The exercise →
Reproduce the records between the line holding "I need the location" and the line holding "x-tick-label-11: 11 xyxy=(1154,678,1182,708)", inclusive.

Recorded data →
┄┄┄┄┄┄┄┄┄┄

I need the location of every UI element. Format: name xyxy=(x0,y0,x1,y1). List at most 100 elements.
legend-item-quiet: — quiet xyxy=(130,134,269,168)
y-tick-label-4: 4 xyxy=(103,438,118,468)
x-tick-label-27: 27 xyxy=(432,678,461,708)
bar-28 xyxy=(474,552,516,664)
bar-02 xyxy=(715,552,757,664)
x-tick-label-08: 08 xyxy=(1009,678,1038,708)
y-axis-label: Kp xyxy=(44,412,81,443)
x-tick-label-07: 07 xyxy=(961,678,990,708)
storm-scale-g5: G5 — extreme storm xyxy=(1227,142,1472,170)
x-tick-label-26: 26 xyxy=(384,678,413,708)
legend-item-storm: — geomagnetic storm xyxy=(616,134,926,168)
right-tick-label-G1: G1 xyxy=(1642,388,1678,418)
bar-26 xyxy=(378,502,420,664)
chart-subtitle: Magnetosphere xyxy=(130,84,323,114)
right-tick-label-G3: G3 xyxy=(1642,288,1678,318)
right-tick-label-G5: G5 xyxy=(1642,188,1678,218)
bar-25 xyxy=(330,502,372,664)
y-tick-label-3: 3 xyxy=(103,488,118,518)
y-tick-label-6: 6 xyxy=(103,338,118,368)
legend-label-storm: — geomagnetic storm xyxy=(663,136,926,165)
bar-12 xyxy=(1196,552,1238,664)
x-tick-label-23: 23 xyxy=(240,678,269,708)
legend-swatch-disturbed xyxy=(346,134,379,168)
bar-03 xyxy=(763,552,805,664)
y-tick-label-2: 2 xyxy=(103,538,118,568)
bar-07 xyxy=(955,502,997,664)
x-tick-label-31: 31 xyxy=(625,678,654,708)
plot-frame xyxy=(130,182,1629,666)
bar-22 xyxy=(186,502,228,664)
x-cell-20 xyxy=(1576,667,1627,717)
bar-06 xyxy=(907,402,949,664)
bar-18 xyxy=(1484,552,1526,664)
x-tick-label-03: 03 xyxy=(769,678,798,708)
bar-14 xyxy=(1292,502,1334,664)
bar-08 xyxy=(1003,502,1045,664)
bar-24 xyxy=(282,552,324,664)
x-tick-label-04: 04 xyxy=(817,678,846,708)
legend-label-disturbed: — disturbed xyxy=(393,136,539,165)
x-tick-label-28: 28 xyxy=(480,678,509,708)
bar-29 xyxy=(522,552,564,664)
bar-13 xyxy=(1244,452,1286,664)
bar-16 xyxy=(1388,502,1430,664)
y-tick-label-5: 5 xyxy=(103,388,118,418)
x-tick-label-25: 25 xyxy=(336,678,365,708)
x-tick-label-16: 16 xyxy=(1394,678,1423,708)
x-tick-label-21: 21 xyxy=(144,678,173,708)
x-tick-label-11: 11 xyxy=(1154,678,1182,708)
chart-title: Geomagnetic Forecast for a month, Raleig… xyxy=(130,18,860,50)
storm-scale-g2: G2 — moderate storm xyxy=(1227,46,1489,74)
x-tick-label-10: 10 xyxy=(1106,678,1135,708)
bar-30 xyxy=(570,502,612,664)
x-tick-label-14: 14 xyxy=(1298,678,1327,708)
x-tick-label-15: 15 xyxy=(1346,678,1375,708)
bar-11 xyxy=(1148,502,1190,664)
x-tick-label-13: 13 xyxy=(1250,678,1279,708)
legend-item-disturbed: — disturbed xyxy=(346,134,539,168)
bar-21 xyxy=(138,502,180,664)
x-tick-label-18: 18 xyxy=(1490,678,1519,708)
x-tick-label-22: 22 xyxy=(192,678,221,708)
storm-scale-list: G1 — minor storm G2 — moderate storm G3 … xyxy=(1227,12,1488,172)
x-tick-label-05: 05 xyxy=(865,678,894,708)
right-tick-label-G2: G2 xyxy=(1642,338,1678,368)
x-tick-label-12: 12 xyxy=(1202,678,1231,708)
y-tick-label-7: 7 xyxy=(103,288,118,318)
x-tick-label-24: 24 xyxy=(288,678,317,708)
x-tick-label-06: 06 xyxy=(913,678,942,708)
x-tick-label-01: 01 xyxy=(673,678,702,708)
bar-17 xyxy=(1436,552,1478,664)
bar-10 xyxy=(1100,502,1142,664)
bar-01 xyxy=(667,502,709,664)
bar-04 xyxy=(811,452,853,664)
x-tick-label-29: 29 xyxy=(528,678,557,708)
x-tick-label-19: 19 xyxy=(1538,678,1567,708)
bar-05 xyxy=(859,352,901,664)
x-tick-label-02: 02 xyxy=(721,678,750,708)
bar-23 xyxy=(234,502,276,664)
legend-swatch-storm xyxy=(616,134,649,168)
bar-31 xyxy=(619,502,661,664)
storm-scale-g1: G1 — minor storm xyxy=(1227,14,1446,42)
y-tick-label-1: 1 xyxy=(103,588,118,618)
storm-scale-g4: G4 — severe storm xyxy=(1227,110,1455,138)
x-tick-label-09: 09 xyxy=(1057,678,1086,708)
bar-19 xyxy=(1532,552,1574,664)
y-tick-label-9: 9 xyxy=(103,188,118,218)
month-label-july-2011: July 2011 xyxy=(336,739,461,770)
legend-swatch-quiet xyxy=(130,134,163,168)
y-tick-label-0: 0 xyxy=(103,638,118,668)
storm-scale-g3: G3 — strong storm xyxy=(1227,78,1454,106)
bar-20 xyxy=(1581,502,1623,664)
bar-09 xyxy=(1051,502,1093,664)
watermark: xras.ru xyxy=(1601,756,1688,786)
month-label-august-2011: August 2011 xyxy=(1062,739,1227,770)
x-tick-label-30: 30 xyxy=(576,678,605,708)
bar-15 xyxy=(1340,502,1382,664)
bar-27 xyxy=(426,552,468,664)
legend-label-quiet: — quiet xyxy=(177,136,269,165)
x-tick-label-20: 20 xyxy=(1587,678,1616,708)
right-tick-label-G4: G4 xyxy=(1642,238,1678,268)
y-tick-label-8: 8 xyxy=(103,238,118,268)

┄┄┄┄┄┄┄┄┄┄

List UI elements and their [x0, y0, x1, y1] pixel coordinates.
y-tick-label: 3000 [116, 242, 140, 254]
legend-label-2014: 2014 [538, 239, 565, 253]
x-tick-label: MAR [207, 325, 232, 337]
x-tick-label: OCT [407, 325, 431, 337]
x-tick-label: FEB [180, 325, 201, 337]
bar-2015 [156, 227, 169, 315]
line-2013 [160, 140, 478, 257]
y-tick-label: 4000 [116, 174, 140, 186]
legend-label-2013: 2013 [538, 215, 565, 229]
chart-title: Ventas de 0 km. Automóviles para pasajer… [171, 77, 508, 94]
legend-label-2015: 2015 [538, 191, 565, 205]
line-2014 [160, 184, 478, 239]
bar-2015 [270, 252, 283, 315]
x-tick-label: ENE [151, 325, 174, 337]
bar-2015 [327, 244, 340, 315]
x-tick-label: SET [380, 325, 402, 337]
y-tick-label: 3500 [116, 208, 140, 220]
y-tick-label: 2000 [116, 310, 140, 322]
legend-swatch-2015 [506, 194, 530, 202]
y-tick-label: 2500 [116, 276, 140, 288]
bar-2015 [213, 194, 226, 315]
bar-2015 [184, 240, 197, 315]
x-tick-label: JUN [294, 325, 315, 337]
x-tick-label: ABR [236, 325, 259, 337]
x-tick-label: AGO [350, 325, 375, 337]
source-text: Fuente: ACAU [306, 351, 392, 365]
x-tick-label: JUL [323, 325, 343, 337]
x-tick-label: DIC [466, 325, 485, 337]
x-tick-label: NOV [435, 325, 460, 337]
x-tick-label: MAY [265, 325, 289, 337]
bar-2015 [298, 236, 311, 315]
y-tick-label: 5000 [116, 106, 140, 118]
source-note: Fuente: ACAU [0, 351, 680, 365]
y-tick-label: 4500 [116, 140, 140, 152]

┄┄┄┄┄┄┄┄┄┄

Right answer →
I need the location of every UI element. Format: name xyxy=(x0,y0,x1,y1). List at most 100 elements.
legend-item-quiet: — quiet xyxy=(130,134,269,168)
y-tick-label-4: 4 xyxy=(103,438,118,468)
x-tick-label-27: 27 xyxy=(432,678,461,708)
bar-28 xyxy=(474,552,516,664)
bar-02 xyxy=(715,552,757,664)
x-tick-label-08: 08 xyxy=(1009,678,1038,708)
y-axis-label: Kp xyxy=(44,412,81,443)
x-tick-label-07: 07 xyxy=(961,678,990,708)
storm-scale-g5: G5 — extreme storm xyxy=(1227,142,1472,170)
x-tick-label-26: 26 xyxy=(384,678,413,708)
legend-item-storm: — geomagnetic storm xyxy=(616,134,926,168)
right-tick-label-G1: G1 xyxy=(1642,388,1678,418)
bar-26 xyxy=(378,502,420,664)
chart-subtitle: Magnetosphere xyxy=(130,84,323,114)
right-tick-label-G3: G3 xyxy=(1642,288,1678,318)
right-tick-label-G5: G5 xyxy=(1642,188,1678,218)
bar-25 xyxy=(330,502,372,664)
y-tick-label-3: 3 xyxy=(103,488,118,518)
y-tick-label-6: 6 xyxy=(103,338,118,368)
legend-label-storm: — geomagnetic storm xyxy=(663,136,926,165)
bar-12 xyxy=(1196,552,1238,664)
x-tick-label-23: 23 xyxy=(240,678,269,708)
legend-swatch-disturbed xyxy=(346,134,379,168)
bar-03 xyxy=(763,552,805,664)
y-tick-label-2: 2 xyxy=(103,538,118,568)
bar-07 xyxy=(955,502,997,664)
x-tick-label-31: 31 xyxy=(625,678,654,708)
plot-frame xyxy=(130,182,1629,666)
bar-22 xyxy=(186,502,228,664)
x-cell-20 xyxy=(1576,667,1627,717)
bar-06 xyxy=(907,402,949,664)
bar-18 xyxy=(1484,552,1526,664)
x-tick-label-03: 03 xyxy=(769,678,798,708)
bar-14 xyxy=(1292,502,1334,664)
bar-08 xyxy=(1003,502,1045,664)
bar-24 xyxy=(282,552,324,664)
x-tick-label-04: 04 xyxy=(817,678,846,708)
legend-label-disturbed: — disturbed xyxy=(393,136,539,165)
x-tick-label-28: 28 xyxy=(480,678,509,708)
bar-29 xyxy=(522,552,564,664)
bar-13 xyxy=(1244,452,1286,664)
bar-16 xyxy=(1388,502,1430,664)
y-tick-label-5: 5 xyxy=(103,388,118,418)
x-tick-label-25: 25 xyxy=(336,678,365,708)
x-tick-label-16: 16 xyxy=(1394,678,1423,708)
x-tick-label-21: 21 xyxy=(144,678,173,708)
x-tick-label-11: 11 xyxy=(1154,678,1182,708)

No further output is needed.